• _Prompt_: Restate the whole listing word for word. Pictures are left out.

(Saved entries)

· · · ·

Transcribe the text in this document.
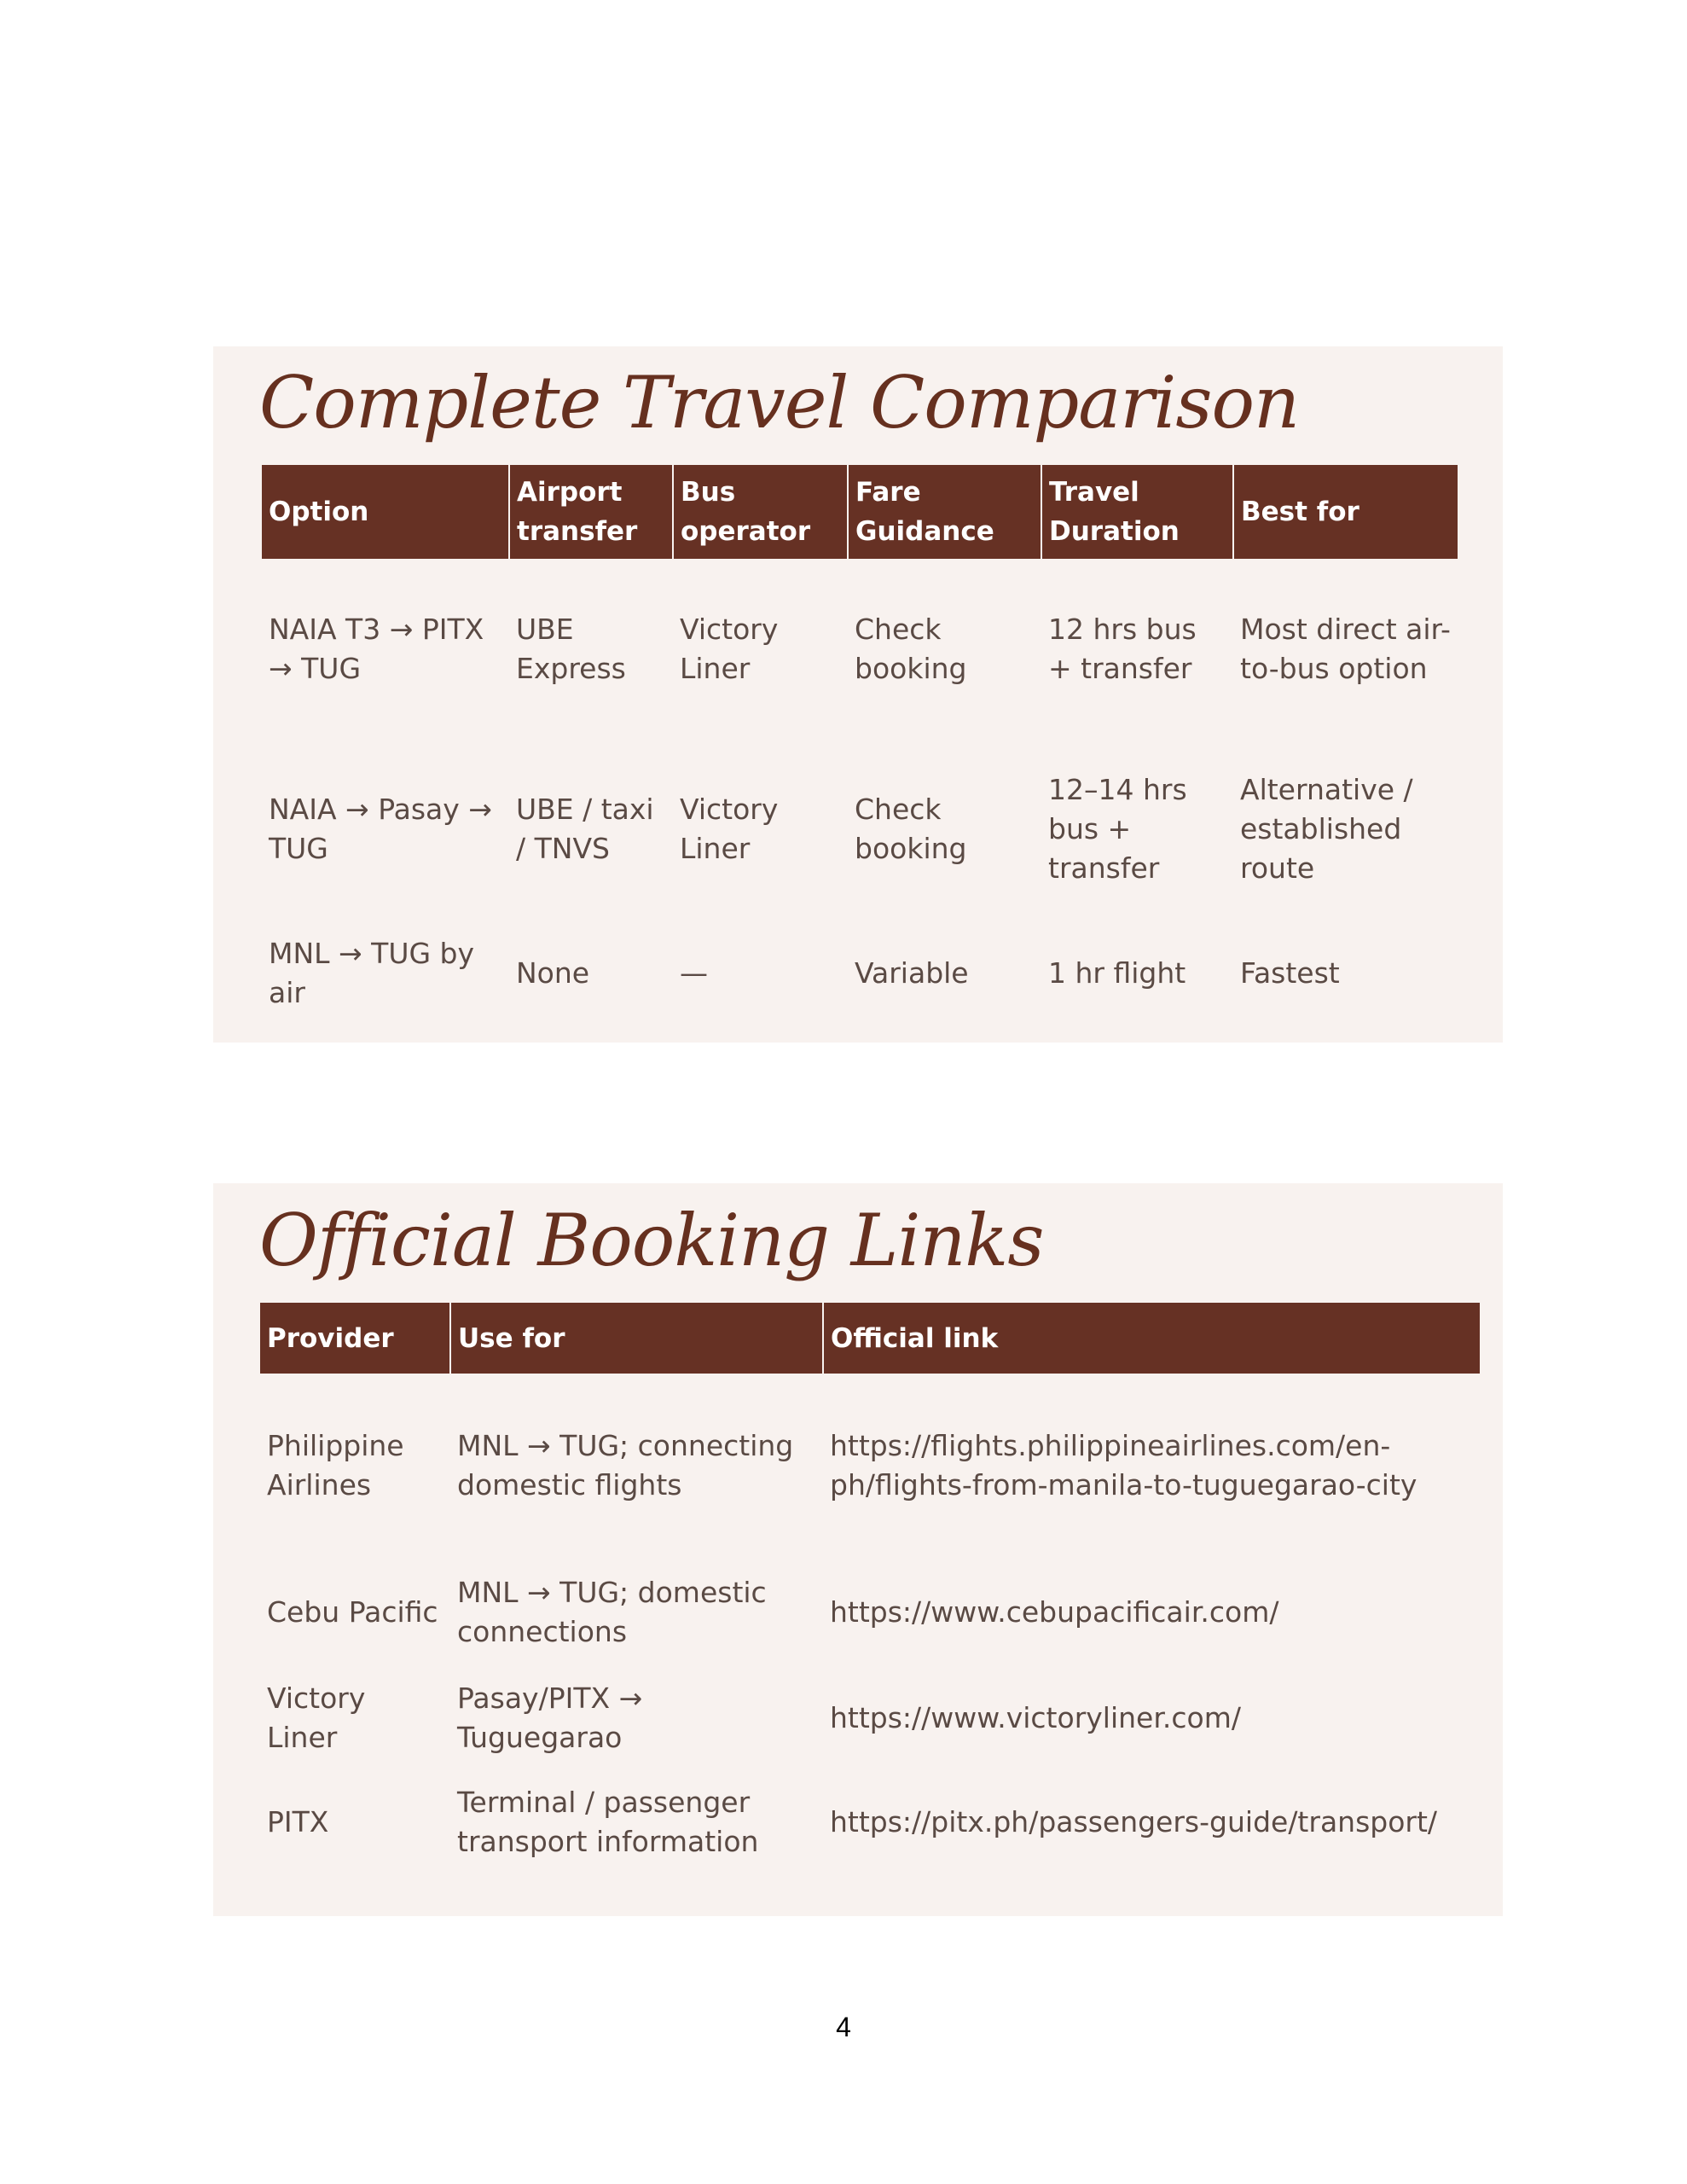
Complete Travel Comparison
Option	Airport transfer	Bus operator	Fare Guidance	Travel Duration	Best for
NAIA T3 → PITX → TUG	UBE Express	Victory Liner	Check booking	12 hrs bus + transfer	Most direct air-to-bus option
NAIA → Pasay → TUG	UBE / taxi / TNVS	Victory Liner	Check booking	12–14 hrs bus + transfer	Alternative / established route
MNL → TUG by air	None	—	Variable	1 hr flight	Fastest
Official Booking Links
Provider	Use for	Official link
Philippine Airlines	MNL → TUG; connecting domestic flights	https://flights.philippineairlines.com/en-ph/flights-from-manila-to-tuguegarao-city
Cebu Pacific	MNL → TUG; domestic connections	https://www.cebupacificair.com/
Victory Liner	Pasay/PITX → Tuguegarao	https://www.victoryliner.com/
PITX	Terminal / passenger transport information	https://pitx.ph/passengers-guide/transport/
4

· · · ·

• _Exercise solution_:
Transcribe the text in this document.
Complete Travel Comparison
Option	Airport transfer	Bus operator	Fare Guidance	Travel Duration	Best for
NAIA T3 → PITX → TUG	UBE Express	Victory Liner	Check booking	12 hrs bus + transfer	Most direct air-to-bus option
NAIA → Pasay → TUG	UBE / taxi / TNVS	Victory Liner	Check booking	12–14 hrs bus + transfer	Alternative / established route
MNL → TUG by air	None	—	Variable	1 hr flight	Fastest
Official Booking Links
Provider	Use for	Official link
Philippine Airlines	MNL → TUG; connecting domestic flights	https://flights.philippineairlines.com/en-ph/flights-from-manila-to-tuguegarao-city
Cebu Pacific	MNL → TUG; domestic connections	https://www.cebupacificair.com/
Victory Liner	Pasay/PITX → Tuguegarao	https://www.victoryliner.com/
PITX	Terminal / passenger transport information	https://pitx.ph/passengers-guide/transport/
4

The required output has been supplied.